Living in a color-saturated world of screens, one might not imagine the intricacy and dynamism possible in black-and-white photography. Yet for the past five decades, artist Mariana Cook has made a life of creating vibrancy in photographs shot on medium format film cameras in natural light and developed in her darkroom on silver gelatin paper. With the constant evolution of technology, she has never strayed from her traditional process within the medium.

“I wouldn’t be myself unless I made photographs,” said the artist, who splits her time between New York City and Chilmark while also traveling the world to take photographs. And now, as preparation mounts between Cook and her collaborators for an expansive exhibition in Basel, Switzerland, in 2026 to showcase a series she has developed over the course of a decade, a look back at her career displays dedicated work and consistency of quality.
Growing up in New York, her family’s art collection provided opportunities for early contemplation of composition and expression. Treasured paintings, such as Willem de Kooning’s January 1st, provided Cook with breaths of color and organic shape. In 1958, when Cook was three years old, her parents built a home in Chilmark. As she grew older, the family spent every break she had from school on the Island, chartering a four-seater plane from LaGuardia Airport for $35 each way. Time on the Island in the salt air and oak forests, with fishermen and farmers, provided her the sensorial development of a young artist. When at age sixteen she took her first photography course at Exeter Summer school in New Hampshire, the medium became her translator. She finally had the tools to bring out her interior world.

Your objective: Quote the passage about photographer Mariana Cook word for word, starting at "Living in a" and ending at "within the medium.".

Material shown:
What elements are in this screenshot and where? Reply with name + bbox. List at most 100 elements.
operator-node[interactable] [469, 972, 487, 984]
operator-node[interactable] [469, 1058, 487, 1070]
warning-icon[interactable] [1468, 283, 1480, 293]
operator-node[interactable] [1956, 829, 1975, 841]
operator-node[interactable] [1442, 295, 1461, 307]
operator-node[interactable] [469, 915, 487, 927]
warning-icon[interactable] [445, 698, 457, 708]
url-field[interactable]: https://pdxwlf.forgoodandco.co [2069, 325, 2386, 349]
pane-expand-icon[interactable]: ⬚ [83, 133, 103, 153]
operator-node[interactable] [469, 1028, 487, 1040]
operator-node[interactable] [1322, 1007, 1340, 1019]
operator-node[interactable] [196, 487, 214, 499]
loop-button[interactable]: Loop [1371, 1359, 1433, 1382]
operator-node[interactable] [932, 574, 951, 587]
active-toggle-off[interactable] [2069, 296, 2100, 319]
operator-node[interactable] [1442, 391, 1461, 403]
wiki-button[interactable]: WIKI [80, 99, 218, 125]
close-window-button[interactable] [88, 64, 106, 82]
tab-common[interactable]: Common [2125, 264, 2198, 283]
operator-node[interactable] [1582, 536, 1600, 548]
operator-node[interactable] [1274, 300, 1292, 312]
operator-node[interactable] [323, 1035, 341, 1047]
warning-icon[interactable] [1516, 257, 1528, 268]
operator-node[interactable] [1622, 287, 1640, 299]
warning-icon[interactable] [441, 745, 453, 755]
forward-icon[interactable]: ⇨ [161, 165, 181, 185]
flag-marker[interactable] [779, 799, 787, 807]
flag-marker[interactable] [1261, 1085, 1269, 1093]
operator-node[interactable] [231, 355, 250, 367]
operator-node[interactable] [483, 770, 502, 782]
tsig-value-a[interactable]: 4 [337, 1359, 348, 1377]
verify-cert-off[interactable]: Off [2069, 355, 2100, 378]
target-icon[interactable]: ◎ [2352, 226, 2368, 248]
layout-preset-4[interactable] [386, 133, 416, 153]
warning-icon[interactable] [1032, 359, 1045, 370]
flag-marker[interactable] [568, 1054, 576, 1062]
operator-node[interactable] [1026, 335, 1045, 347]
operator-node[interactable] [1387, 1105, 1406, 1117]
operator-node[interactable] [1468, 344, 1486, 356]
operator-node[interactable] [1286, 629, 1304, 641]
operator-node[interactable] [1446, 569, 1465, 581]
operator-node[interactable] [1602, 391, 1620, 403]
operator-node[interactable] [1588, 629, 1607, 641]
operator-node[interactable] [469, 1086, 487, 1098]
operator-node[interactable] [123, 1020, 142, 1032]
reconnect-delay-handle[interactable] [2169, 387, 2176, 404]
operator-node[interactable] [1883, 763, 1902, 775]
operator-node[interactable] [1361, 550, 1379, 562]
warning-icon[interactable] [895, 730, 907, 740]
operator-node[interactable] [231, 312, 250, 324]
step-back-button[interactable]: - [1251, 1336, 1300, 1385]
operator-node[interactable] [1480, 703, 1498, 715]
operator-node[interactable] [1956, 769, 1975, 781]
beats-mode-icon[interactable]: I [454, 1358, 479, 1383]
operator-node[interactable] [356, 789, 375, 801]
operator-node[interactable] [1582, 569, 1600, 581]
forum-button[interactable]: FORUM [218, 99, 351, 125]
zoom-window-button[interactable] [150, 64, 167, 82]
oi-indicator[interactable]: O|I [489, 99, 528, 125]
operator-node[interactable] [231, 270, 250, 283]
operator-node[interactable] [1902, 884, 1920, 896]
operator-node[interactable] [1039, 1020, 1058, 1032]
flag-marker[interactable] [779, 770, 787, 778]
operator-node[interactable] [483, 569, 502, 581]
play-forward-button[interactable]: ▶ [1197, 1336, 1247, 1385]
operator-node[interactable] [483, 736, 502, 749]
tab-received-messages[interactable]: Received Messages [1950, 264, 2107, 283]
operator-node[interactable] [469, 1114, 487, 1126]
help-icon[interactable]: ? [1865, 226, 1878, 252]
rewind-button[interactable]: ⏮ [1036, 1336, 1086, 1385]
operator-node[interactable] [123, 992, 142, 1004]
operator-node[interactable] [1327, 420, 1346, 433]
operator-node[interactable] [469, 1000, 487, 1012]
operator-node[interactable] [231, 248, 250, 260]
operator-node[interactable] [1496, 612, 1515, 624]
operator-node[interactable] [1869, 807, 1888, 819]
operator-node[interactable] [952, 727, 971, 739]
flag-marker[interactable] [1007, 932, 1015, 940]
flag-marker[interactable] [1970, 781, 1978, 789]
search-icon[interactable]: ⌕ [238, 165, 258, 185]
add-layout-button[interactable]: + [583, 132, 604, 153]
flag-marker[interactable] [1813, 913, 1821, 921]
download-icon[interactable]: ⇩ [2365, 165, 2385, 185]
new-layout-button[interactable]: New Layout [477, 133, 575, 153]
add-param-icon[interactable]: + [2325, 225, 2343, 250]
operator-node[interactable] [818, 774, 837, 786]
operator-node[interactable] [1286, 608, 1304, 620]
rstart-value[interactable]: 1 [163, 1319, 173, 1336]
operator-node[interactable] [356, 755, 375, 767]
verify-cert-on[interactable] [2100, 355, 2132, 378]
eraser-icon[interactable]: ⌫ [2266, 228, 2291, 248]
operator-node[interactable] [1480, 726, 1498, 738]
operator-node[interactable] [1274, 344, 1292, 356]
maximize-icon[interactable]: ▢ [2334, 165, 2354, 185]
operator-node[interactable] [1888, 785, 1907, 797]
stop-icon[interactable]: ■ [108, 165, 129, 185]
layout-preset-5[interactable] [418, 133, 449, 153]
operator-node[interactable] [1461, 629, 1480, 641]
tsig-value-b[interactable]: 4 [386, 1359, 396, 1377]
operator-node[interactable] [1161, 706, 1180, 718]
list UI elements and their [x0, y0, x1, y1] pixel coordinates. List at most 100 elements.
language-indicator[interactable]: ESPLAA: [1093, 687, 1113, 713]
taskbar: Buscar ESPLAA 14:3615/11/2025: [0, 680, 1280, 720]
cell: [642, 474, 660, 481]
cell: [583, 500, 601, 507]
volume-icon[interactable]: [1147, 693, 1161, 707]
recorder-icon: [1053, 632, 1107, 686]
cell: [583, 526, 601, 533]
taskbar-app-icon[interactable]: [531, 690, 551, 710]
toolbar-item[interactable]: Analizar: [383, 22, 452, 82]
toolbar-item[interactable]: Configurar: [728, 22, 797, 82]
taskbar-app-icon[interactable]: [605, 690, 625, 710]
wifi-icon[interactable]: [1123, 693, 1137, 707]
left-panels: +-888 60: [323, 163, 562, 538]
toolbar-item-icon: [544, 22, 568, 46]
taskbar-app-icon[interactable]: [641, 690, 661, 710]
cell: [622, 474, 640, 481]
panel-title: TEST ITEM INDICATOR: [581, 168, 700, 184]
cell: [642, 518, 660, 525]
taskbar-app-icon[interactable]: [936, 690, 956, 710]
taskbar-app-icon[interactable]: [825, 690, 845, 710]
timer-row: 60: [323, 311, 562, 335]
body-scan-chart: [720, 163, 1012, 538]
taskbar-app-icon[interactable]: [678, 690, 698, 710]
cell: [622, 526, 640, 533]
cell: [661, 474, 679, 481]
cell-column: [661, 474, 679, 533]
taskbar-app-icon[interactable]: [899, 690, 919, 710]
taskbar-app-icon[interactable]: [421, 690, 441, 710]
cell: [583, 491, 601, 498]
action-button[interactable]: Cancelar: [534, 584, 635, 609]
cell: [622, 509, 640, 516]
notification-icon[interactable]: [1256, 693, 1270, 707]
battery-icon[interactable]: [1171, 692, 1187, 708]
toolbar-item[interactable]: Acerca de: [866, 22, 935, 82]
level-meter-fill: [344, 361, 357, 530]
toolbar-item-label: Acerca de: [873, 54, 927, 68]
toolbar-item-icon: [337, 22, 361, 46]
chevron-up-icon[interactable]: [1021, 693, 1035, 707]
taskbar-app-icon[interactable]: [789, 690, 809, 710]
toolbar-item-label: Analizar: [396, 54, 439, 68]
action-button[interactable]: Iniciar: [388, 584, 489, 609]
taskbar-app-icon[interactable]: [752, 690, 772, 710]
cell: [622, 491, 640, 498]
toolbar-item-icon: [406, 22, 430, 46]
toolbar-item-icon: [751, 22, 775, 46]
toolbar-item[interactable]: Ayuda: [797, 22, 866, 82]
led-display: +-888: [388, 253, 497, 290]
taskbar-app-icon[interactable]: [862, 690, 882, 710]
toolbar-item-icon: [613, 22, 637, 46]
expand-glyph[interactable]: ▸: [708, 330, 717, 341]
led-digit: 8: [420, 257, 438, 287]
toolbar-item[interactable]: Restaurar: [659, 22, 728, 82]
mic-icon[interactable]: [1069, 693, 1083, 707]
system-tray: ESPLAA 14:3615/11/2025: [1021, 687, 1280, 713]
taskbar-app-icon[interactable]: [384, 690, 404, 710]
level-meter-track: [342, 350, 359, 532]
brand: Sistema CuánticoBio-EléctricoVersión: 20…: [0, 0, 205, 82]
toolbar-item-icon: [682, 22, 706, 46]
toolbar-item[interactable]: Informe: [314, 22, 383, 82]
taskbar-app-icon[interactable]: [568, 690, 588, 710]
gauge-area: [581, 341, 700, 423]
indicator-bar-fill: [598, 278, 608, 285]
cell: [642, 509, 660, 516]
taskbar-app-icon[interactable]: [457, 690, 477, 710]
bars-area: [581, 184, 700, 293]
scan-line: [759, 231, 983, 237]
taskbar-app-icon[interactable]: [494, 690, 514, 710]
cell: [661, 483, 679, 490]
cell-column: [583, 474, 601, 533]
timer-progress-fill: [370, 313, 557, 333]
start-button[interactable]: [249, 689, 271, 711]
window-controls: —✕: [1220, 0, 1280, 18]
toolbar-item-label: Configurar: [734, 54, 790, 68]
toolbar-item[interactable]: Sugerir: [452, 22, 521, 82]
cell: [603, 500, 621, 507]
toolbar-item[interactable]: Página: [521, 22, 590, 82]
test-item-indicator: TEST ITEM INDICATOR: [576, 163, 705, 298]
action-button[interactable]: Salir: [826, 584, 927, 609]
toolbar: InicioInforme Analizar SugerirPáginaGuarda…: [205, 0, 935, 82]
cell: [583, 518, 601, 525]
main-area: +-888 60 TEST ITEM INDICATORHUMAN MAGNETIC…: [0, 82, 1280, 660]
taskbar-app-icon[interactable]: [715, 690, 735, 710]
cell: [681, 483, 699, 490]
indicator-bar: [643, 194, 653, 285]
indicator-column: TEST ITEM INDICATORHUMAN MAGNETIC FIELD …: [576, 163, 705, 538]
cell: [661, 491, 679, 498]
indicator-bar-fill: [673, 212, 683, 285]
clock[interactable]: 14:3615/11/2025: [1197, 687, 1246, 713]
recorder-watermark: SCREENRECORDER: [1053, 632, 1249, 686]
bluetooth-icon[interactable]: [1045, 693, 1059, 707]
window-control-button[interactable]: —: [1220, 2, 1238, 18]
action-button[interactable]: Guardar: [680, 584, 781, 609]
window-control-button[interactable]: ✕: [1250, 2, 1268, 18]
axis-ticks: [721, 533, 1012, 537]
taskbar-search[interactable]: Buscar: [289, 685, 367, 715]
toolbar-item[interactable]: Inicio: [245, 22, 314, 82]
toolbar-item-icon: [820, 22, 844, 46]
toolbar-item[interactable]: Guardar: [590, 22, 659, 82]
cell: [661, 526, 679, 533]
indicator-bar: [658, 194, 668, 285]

Task answer:
Living in a color-saturated world of screens, one might not imagine the intricacy and dynamism possible in black-and-white photography. Yet for the past five decades, artist Mariana Cook has made a life of creating vibrancy in photographs shot on medium format film cameras in natural light and developed in her darkroom on silver gelatin paper. With the constant evolution of technology, she has never strayed from her traditional process within the medium.